THE EXERCISE:
Please repeat all of the lines that follow, exactly as written.

MATERIAL TO PROCESS:
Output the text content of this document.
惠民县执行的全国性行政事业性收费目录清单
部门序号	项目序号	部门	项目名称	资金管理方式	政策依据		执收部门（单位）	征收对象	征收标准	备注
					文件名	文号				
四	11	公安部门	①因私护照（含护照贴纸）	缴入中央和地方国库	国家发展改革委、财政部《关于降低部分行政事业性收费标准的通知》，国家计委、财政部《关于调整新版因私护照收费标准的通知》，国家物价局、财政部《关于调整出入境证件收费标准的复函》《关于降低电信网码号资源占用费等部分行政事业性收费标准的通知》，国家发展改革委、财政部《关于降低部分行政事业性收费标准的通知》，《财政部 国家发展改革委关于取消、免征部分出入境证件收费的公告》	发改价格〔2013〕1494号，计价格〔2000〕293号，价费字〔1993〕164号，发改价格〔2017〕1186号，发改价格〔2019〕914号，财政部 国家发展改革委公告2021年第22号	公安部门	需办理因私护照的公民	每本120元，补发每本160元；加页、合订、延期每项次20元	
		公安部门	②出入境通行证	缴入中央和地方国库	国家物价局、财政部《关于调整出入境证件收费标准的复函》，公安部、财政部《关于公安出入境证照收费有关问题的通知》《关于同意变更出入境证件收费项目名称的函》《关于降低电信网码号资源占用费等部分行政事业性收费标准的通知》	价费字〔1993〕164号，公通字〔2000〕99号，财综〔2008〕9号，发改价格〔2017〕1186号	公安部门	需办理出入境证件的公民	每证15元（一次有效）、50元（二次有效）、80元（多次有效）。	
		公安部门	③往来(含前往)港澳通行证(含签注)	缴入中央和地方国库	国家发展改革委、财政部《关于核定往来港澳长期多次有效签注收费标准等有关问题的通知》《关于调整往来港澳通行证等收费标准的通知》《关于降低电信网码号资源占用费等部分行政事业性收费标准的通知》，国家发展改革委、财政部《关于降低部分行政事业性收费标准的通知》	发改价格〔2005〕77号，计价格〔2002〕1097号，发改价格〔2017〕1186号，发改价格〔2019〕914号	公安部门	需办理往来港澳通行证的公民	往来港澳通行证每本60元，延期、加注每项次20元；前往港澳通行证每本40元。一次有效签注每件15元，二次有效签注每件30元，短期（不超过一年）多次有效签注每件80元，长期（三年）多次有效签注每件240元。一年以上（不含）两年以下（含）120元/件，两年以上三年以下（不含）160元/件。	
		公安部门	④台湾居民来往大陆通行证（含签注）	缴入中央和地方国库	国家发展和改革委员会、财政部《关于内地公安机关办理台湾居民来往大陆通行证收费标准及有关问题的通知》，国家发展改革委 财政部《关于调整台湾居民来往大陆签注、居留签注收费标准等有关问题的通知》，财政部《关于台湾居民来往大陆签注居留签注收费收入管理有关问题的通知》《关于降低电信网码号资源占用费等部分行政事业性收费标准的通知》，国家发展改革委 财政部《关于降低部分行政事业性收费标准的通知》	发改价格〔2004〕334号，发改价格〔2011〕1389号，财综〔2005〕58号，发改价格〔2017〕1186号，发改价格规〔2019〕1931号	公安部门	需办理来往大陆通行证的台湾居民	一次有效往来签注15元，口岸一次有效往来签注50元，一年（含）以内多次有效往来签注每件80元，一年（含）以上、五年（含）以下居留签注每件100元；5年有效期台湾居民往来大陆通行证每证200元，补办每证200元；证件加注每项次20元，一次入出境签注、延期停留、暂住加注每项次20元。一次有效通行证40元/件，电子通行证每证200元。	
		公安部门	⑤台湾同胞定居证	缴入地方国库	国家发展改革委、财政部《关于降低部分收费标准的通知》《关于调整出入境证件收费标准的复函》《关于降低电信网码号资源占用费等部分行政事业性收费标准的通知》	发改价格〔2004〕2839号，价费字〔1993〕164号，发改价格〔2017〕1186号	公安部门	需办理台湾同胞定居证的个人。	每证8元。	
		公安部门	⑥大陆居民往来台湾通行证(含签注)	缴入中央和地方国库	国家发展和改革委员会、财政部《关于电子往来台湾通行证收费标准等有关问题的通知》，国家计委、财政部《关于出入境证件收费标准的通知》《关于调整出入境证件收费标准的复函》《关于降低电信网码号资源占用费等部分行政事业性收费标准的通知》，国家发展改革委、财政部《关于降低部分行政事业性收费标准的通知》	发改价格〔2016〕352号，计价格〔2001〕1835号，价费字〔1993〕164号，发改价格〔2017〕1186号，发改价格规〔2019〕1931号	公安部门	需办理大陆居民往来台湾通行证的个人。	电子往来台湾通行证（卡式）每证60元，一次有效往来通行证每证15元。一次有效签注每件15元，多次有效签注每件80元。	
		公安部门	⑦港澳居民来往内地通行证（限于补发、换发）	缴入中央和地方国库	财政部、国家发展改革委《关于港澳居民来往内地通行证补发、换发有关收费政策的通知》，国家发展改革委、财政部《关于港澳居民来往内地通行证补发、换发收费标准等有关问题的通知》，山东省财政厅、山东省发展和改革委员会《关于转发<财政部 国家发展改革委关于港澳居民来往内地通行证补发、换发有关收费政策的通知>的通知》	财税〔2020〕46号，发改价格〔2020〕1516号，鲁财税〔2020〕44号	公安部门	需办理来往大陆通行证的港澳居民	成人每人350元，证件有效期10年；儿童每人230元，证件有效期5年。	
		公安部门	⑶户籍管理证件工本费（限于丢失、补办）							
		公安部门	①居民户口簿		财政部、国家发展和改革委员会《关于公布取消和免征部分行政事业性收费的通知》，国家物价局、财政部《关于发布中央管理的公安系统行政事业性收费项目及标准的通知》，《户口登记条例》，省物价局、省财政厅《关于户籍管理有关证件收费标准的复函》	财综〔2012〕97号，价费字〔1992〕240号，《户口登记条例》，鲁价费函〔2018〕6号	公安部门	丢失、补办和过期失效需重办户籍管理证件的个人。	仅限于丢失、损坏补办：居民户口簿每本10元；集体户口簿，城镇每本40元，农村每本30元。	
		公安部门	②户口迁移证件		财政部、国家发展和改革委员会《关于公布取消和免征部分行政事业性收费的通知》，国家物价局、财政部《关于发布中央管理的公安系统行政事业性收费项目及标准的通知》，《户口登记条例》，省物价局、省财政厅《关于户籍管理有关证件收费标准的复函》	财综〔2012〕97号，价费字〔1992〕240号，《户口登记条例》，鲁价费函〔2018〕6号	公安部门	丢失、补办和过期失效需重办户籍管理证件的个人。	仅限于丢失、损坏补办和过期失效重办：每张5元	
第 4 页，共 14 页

CORRECT OUTPUT:
Output the text content of this document.
惠民县执行的全国性行政事业性收费目录清单
部门序号	项目序号	部门	项目名称	资金管理方式	政策依据		执收部门（单位）	征收对象	征收标准	备注
					文件名	文号				
四	11	公安部门	①因私护照（含护照贴纸）	缴入中央和地方国库	国家发展改革委、财政部《关于降低部分行政事业性收费标准的通知》，国家计委、财政部《关于调整新版因私护照收费标准的通知》，国家物价局、财政部《关于调整出入境证件收费标准的复函》《关于降低电信网码号资源占用费等部分行政事业性收费标准的通知》，国家发展改革委、财政部《关于降低部分行政事业性收费标准的通知》，《财政部 国家发展改革委关于取消、免征部分出入境证件收费的公告》	发改价格〔2013〕1494号，计价格〔2000〕293号，价费字〔1993〕164号，发改价格〔2017〕1186号，发改价格〔2019〕914号，财政部 国家发展改革委公告2021年第22号	公安部门	需办理因私护照的公民	每本120元，补发每本160元；加页、合订、延期每项次20元	
		公安部门	②出入境通行证	缴入中央和地方国库	国家物价局、财政部《关于调整出入境证件收费标准的复函》，公安部、财政部《关于公安出入境证照收费有关问题的通知》《关于同意变更出入境证件收费项目名称的函》《关于降低电信网码号资源占用费等部分行政事业性收费标准的通知》	价费字〔1993〕164号，公通字〔2000〕99号，财综〔2008〕9号，发改价格〔2017〕1186号	公安部门	需办理出入境证件的公民	每证15元（一次有效）、50元（二次有效）、80元（多次有效）。	
		公安部门	③往来(含前往)港澳通行证(含签注)	缴入中央和地方国库	国家发展改革委、财政部《关于核定往来港澳长期多次有效签注收费标准等有关问题的通知》《关于调整往来港澳通行证等收费标准的通知》《关于降低电信网码号资源占用费等部分行政事业性收费标准的通知》，国家发展改革委、财政部《关于降低部分行政事业性收费标准的通知》	发改价格〔2005〕77号，计价格〔2002〕1097号，发改价格〔2017〕1186号，发改价格〔2019〕914号	公安部门	需办理往来港澳通行证的公民	往来港澳通行证每本60元，延期、加注每项次20元；前往港澳通行证每本40元。一次有效签注每件15元，二次有效签注每件30元，短期（不超过一年）多次有效签注每件80元，长期（三年）多次有效签注每件240元。一年以上（不含）两年以下（含）120元/件，两年以上三年以下（不含）160元/件。	
		公安部门	④台湾居民来往大陆通行证（含签注）	缴入中央和地方国库	国家发展和改革委员会、财政部《关于内地公安机关办理台湾居民来往大陆通行证收费标准及有关问题的通知》，国家发展改革委 财政部《关于调整台湾居民来往大陆签注、居留签注收费标准等有关问题的通知》，财政部《关于台湾居民来往大陆签注居留签注收费收入管理有关问题的通知》《关于降低电信网码号资源占用费等部分行政事业性收费标准的通知》，国家发展改革委 财政部《关于降低部分行政事业性收费标准的通知》	发改价格〔2004〕334号，发改价格〔2011〕1389号，财综〔2005〕58号，发改价格〔2017〕1186号，发改价格规〔2019〕1931号	公安部门	需办理来往大陆通行证的台湾居民	一次有效往来签注15元，口岸一次有效往来签注50元，一年（含）以内多次有效往来签注每件80元，一年（含）以上、五年（含）以下居留签注每件100元；5年有效期台湾居民往来大陆通行证每证200元，补办每证200元；证件加注每项次20元，一次入出境签注、延期停留、暂住加注每项次20元。一次有效通行证40元/件，电子通行证每证200元。	
		公安部门	⑤台湾同胞定居证	缴入地方国库	国家发展改革委、财政部《关于降低部分收费标准的通知》《关于调整出入境证件收费标准的复函》《关于降低电信网码号资源占用费等部分行政事业性收费标准的通知》	发改价格〔2004〕2839号，价费字〔1993〕164号，发改价格〔2017〕1186号	公安部门	需办理台湾同胞定居证的个人。	每证8元。	
		公安部门	⑥大陆居民往来台湾通行证(含签注)	缴入中央和地方国库	国家发展和改革委员会、财政部《关于电子往来台湾通行证收费标准等有关问题的通知》，国家计委、财政部《关于出入境证件收费标准的通知》《关于调整出入境证件收费标准的复函》《关于降低电信网码号资源占用费等部分行政事业性收费标准的通知》，国家发展改革委、财政部《关于降低部分行政事业性收费标准的通知》	发改价格〔2016〕352号，计价格〔2001〕1835号，价费字〔1993〕164号，发改价格〔2017〕1186号，发改价格规〔2019〕1931号	公安部门	需办理大陆居民往来台湾通行证的个人。	电子往来台湾通行证（卡式）每证60元，一次有效往来通行证每证15元。一次有效签注每件15元，多次有效签注每件80元。	
		公安部门	⑦港澳居民来往内地通行证（限于补发、换发）	缴入中央和地方国库	财政部、国家发展改革委《关于港澳居民来往内地通行证补发、换发有关收费政策的通知》，国家发展改革委、财政部《关于港澳居民来往内地通行证补发、换发收费标准等有关问题的通知》，山东省财政厅、山东省发展和改革委员会《关于转发<财政部 国家发展改革委关于港澳居民来往内地通行证补发、换发有关收费政策的通知>的通知》	财税〔2020〕46号，发改价格〔2020〕1516号，鲁财税〔2020〕44号	公安部门	需办理来往大陆通行证的港澳居民	成人每人350元，证件有效期10年；儿童每人230元，证件有效期5年。	
		公安部门	⑶户籍管理证件工本费（限于丢失、补办）							
		公安部门	①居民户口簿		财政部、国家发展和改革委员会《关于公布取消和免征部分行政事业性收费的通知》，国家物价局、财政部《关于发布中央管理的公安系统行政事业性收费项目及标准的通知》，《户口登记条例》，省物价局、省财政厅《关于户籍管理有关证件收费标准的复函》	财综〔2012〕97号，价费字〔1992〕240号，《户口登记条例》，鲁价费函〔2018〕6号	公安部门	丢失、补办和过期失效需重办户籍管理证件的个人。	仅限于丢失、损坏补办：居民户口簿每本10元；集体户口簿，城镇每本40元，农村每本30元。	
		公安部门	②户口迁移证件		财政部、国家发展和改革委员会《关于公布取消和免征部分行政事业性收费的通知》，国家物价局、财政部《关于发布中央管理的公安系统行政事业性收费项目及标准的通知》，《户口登记条例》，省物价局、省财政厅《关于户籍管理有关证件收费标准的复函》	财综〔2012〕97号，价费字〔1992〕240号，《户口登记条例》，鲁价费函〔2018〕6号	公安部门	丢失、补办和过期失效需重办户籍管理证件的个人。	仅限于丢失、损坏补办和过期失效重办：每张5元	
第 4 页，共 14 页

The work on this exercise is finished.